+++ EXTRACTED MATERIAL

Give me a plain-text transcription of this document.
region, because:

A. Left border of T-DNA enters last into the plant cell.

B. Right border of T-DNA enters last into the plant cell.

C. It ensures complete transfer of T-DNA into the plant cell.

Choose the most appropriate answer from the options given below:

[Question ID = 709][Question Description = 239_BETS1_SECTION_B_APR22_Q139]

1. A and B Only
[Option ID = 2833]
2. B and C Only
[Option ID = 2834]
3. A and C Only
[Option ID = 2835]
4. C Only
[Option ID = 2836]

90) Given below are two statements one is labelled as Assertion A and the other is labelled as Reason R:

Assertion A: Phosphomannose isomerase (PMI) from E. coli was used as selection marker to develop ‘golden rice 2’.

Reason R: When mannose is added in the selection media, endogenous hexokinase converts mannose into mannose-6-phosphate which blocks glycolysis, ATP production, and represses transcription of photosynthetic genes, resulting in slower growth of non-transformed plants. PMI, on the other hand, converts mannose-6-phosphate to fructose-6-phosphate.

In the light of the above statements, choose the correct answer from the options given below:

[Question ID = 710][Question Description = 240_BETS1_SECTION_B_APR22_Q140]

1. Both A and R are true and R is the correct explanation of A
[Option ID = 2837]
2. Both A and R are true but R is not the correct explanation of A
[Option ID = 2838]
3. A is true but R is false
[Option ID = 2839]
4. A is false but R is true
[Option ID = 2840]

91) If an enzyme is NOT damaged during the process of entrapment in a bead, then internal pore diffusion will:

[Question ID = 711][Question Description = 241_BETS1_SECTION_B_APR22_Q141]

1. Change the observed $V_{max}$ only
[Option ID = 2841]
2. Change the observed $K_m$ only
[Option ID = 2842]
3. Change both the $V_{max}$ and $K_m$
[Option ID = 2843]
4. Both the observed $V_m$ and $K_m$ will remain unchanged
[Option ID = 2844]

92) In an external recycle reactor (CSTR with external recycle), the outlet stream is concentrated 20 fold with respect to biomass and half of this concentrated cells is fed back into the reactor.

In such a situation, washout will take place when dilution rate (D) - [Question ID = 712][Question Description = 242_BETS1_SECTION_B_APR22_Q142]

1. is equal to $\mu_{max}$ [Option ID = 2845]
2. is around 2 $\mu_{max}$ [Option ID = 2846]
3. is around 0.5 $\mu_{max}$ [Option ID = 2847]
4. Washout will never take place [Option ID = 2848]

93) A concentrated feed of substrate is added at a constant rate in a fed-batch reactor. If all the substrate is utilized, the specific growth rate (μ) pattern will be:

++++++

▶ **AIM OF THE TASK**: Transcribe the entire listing. Leave every word as it is.

▶ **TASK ANSWER**:
Give me a plain-text transcription of this document.
region, because:

A. Left border of T-DNA enters last into the plant cell.

B. Right border of T-DNA enters last into the plant cell.

C. It ensures complete transfer of T-DNA into the plant cell.

Choose the most appropriate answer from the options given below:

[Question ID = 709][Question Description = 239_BETS1_SECTION_B_APR22_Q139]

1. A and B Only
[Option ID = 2833]
2. B and C Only
[Option ID = 2834]
3. A and C Only
[Option ID = 2835]
4. C Only
[Option ID = 2836]

90) Given below are two statements one is labelled as Assertion A and the other is labelled as Reason R:

Assertion A: Phosphomannose isomerase (PMI) from E. coli was used as selection marker to develop ‘golden rice 2’.

Reason R: When mannose is added in the selection media, endogenous hexokinase converts mannose into mannose-6-phosphate which blocks glycolysis, ATP production, and represses transcription of photosynthetic genes, resulting in slower growth of non-transformed plants. PMI, on the other hand, converts mannose-6-phosphate to fructose-6-phosphate.

In the light of the above statements, choose the correct answer from the options given below:

[Question ID = 710][Question Description = 240_BETS1_SECTION_B_APR22_Q140]

1. Both A and R are true and R is the correct explanation of A
[Option ID = 2837]
2. Both A and R are true but R is not the correct explanation of A
[Option ID = 2838]
3. A is true but R is false
[Option ID = 2839]
4. A is false but R is true
[Option ID = 2840]

91) If an enzyme is NOT damaged during the process of entrapment in a bead, then internal pore diffusion will:

[Question ID = 711][Question Description = 241_BETS1_SECTION_B_APR22_Q141]

1. Change the observed $V_{max}$ only
[Option ID = 2841]
2. Change the observed $K_m$ only
[Option ID = 2842]
3. Change both the $V_{max}$ and $K_m$
[Option ID = 2843]
4. Both the observed $V_m$ and $K_m$ will remain unchanged
[Option ID = 2844]

92) In an external recycle reactor (CSTR with external recycle), the outlet stream is concentrated 20 fold with respect to biomass and half of this concentrated cells is fed back into the reactor.

In such a situation, washout will take place when dilution rate (D) - [Question ID = 712][Question Description = 242_BETS1_SECTION_B_APR22_Q142]

1. is equal to $\mu_{max}$ [Option ID = 2845]
2. is around 2 $\mu_{max}$ [Option ID = 2846]
3. is around 0.5 $\mu_{max}$ [Option ID = 2847]
4. Washout will never take place [Option ID = 2848]

93) A concentrated feed of substrate is added at a constant rate in a fed-batch reactor. If all the substrate is utilized, the specific growth rate (μ) pattern will be:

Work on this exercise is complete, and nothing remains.